### To be done
Search the listing for "name" and copy every line where it appears.

(Extracted records)
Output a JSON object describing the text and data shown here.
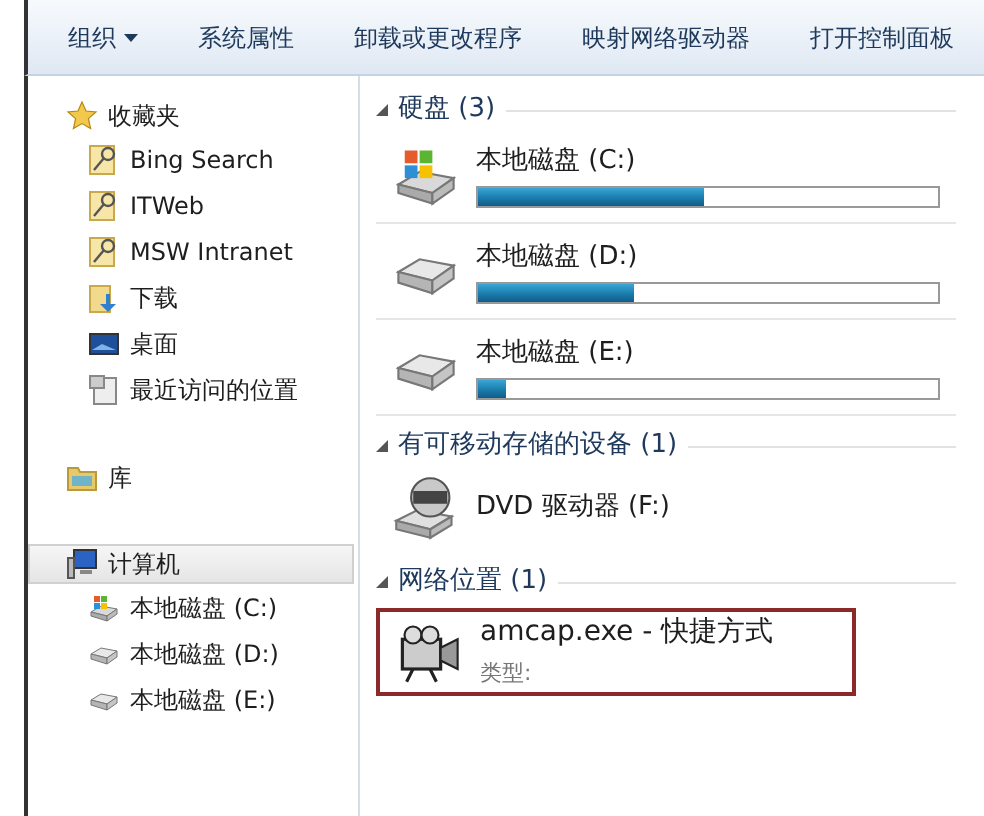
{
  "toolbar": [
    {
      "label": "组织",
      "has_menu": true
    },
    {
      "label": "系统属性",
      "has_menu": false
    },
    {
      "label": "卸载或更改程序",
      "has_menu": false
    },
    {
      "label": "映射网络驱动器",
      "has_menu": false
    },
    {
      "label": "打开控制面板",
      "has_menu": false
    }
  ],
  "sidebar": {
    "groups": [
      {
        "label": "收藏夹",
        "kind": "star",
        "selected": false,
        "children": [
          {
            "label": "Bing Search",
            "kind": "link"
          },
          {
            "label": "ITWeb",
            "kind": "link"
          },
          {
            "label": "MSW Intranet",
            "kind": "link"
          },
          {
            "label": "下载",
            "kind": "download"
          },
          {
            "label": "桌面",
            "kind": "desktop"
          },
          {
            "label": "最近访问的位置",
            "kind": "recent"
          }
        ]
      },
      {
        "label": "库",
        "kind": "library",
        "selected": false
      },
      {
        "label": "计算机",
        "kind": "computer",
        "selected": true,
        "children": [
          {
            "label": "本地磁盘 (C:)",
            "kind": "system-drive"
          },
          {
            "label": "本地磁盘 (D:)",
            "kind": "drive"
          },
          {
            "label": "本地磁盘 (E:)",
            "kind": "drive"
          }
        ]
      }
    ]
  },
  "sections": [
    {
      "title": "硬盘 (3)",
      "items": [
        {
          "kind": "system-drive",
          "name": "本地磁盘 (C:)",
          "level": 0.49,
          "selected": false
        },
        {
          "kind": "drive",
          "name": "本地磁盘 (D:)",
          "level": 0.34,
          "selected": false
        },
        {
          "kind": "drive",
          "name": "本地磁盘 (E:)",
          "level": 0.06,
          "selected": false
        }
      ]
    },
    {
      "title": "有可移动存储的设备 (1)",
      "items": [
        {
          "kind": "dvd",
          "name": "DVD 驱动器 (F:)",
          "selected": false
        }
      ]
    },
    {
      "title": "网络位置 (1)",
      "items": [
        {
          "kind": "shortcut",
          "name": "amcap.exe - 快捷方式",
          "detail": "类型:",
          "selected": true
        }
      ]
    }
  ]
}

### Task answer
          "name": "本地磁盘 (C:)",
          "name": "本地磁盘 (D:)",
          "name": "本地磁盘 (E:)",
          "name": "DVD 驱动器 (F:)",
          "name": "amcap.exe - 快捷方式",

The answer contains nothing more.